» **DIRECTIONS**
Extract each line of the material that follows exactly and omit its pictures.

» **EXERCISE INPUT**

^^^^

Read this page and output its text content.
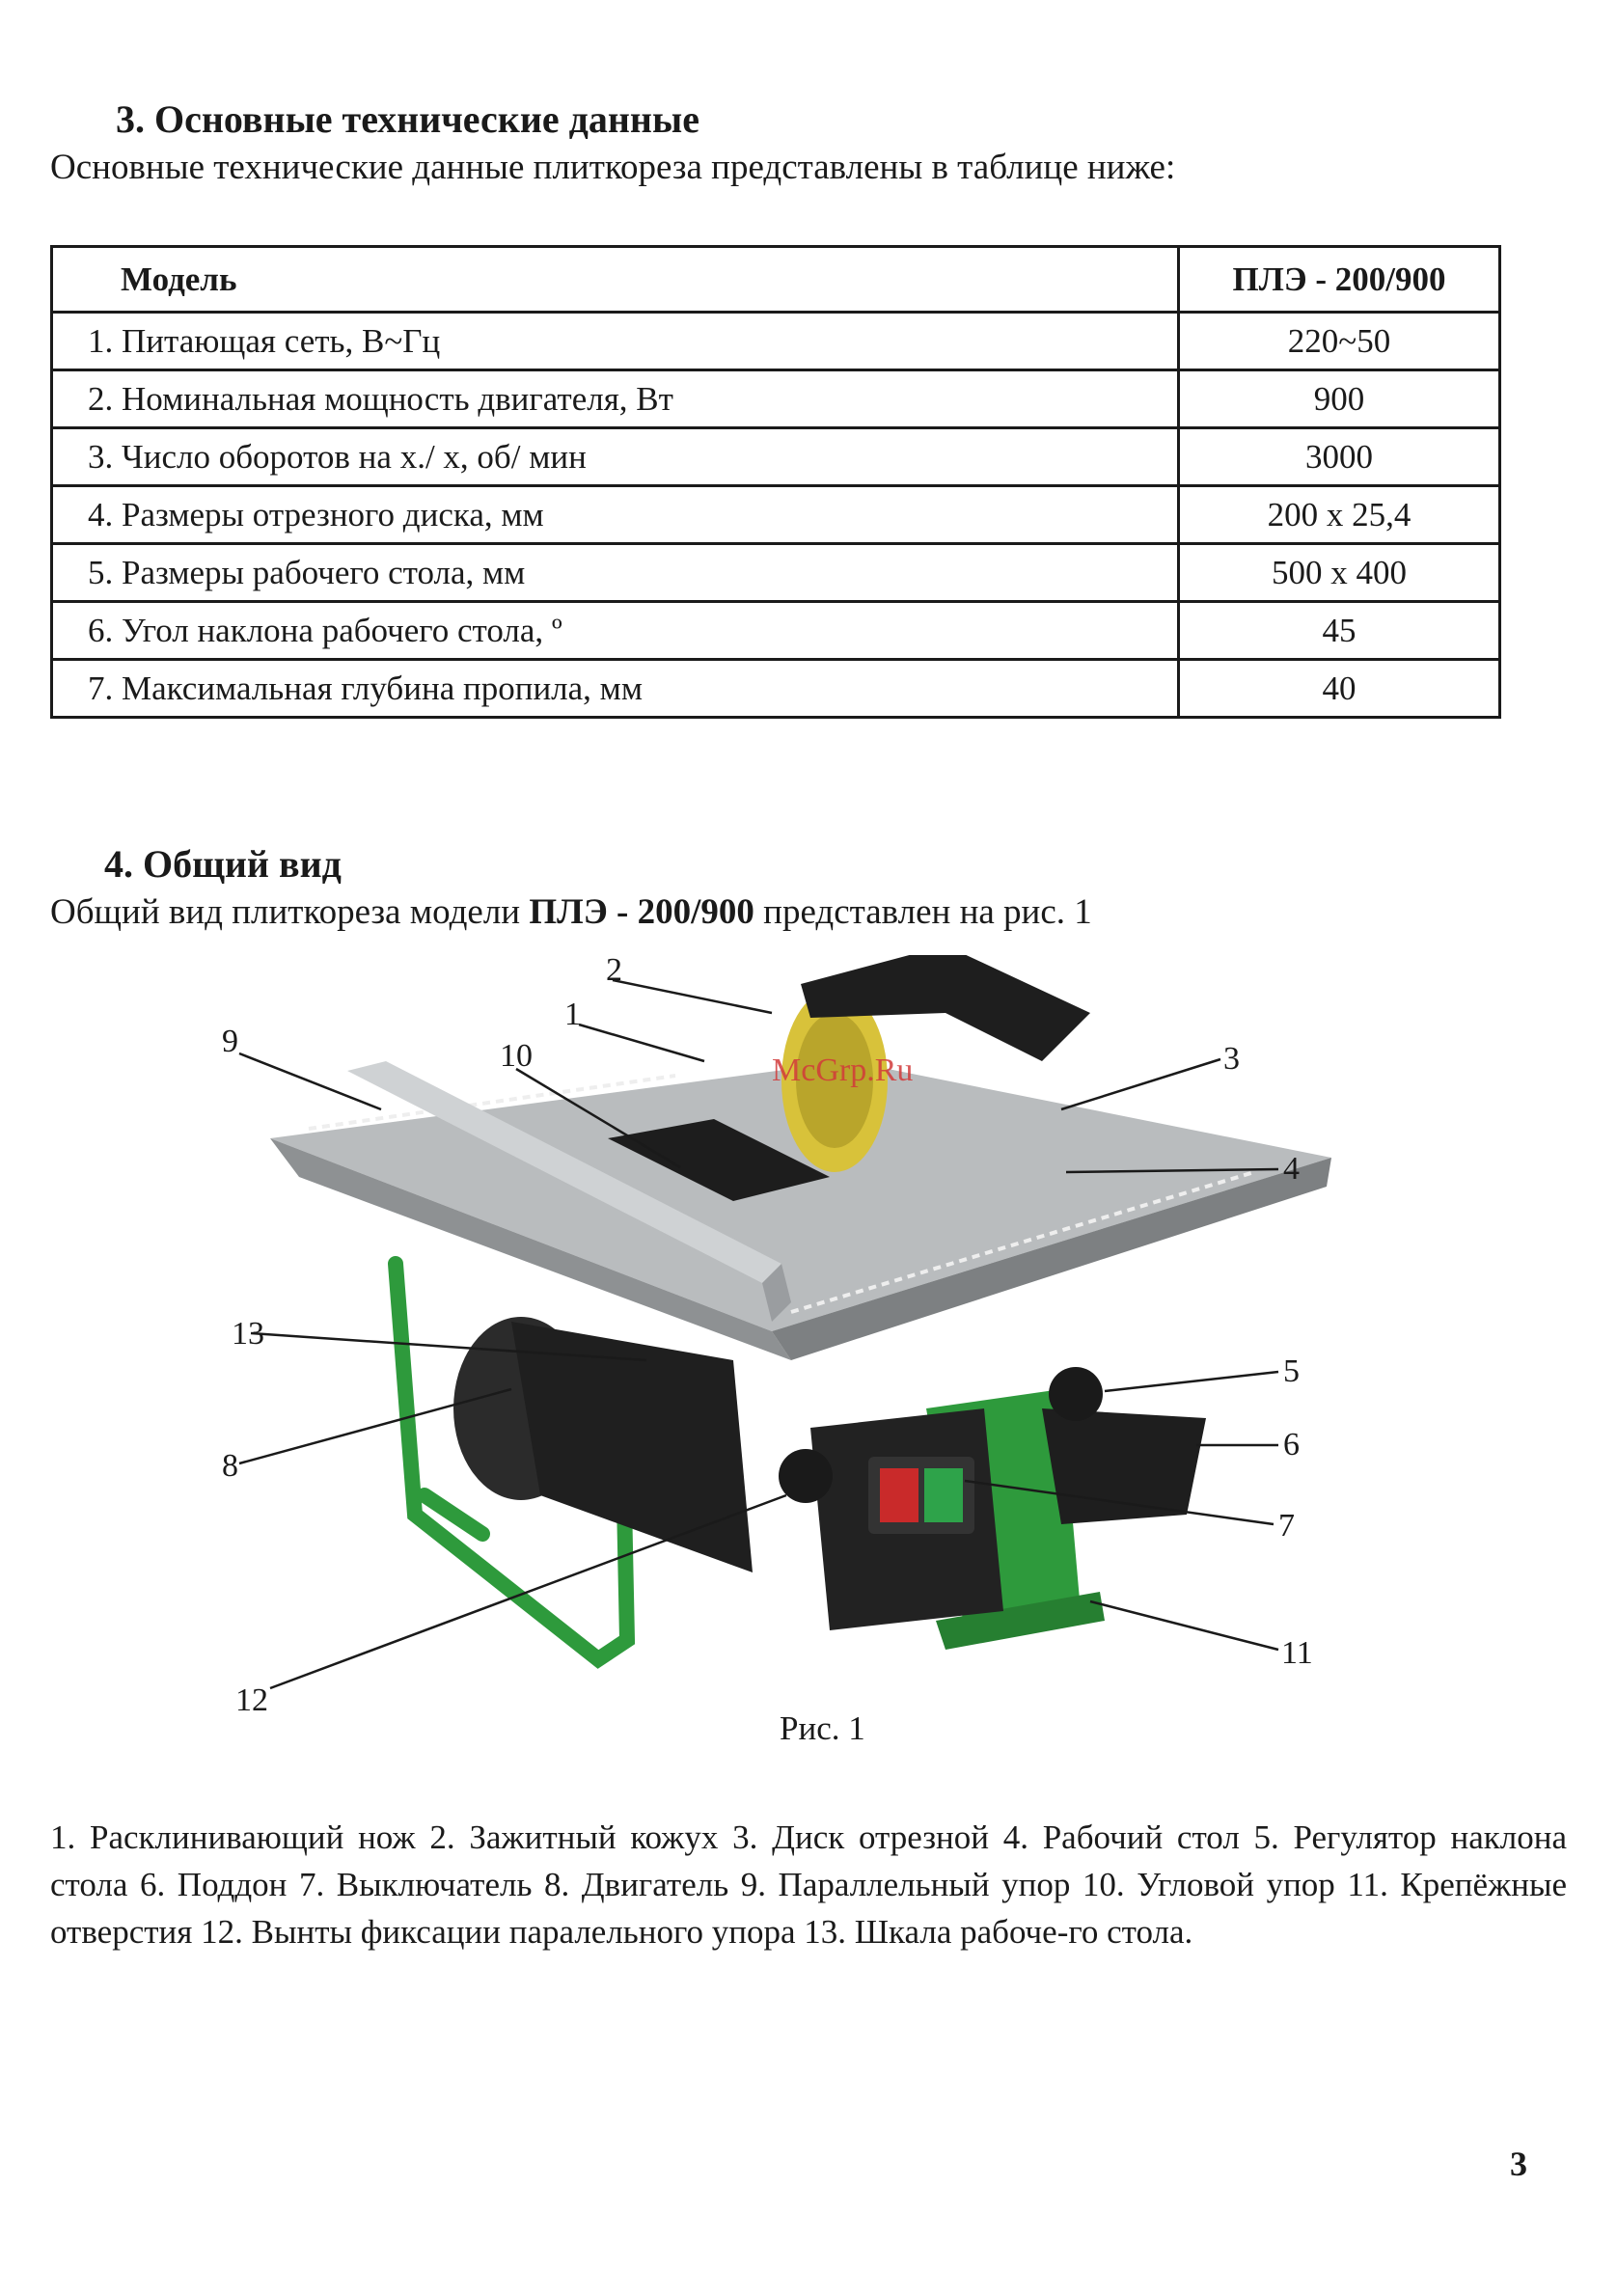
3. Основные технические данные
Основные технические данные плиткореза представлены в таблице ниже:
Модель	ПЛЭ - 200/900
1. Питающая сеть, В~Гц	220~50
2. Номинальная мощность двигателя, Вт	900
3. Число оборотов на х./ х, об/ мин	3000
4. Размеры отрезного диска, мм	200 х 25,4
5. Размеры рабочего стола, мм	500 х 400
6. Угол наклона рабочего стола, º	45
7. Максимальная глубина пропила, мм	40
4. Общий вид
Общий вид плиткореза модели ПЛЭ - 200/900 представлен на рис. 1
McGrp.Ru
1
2
3
4
5
6
7
8
9	10
11
12
13
Рис. 1
1. Расклинивающий нож 2. Зажитный кожух 3. Диск отрезной 4. Рабочий стол 5. Регулятор наклона стола 6. Поддон 7. Выключатель 8. Двигатель 9. Параллельный упор 10. Угловой упор 11. Крепёжные отверстия 12. Вынты фиксации паралельного упора 13. Шкала рабоче-го стола.
3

^^^^

» **WORKED SOLUTION**
Read this page and output its text content.
3. Основные технические данные
Основные технические данные плиткореза представлены в таблице ниже:
Модель	ПЛЭ - 200/900
1. Питающая сеть, В~Гц	220~50
2. Номинальная мощность двигателя, Вт	900
3. Число оборотов на х./ х, об/ мин	3000
4. Размеры отрезного диска, мм	200 х 25,4
5. Размеры рабочего стола, мм	500 х 400
6. Угол наклона рабочего стола, º	45
7. Максимальная глубина пропила, мм	40
4. Общий вид
Общий вид плиткореза модели ПЛЭ - 200/900 представлен на рис. 1
McGrp.Ru
1
2
3
4
5
6
7
8
9	10
11
12
13
Рис. 1
1. Расклинивающий нож 2. Зажитный кожух 3. Диск отрезной 4. Рабочий стол 5. Регулятор наклона стола 6. Поддон 7. Выключатель 8. Двигатель 9. Параллельный упор 10. Угловой упор 11. Крепёжные отверстия 12. Вынты фиксации паралельного упора 13. Шкала рабоче-го стола.
3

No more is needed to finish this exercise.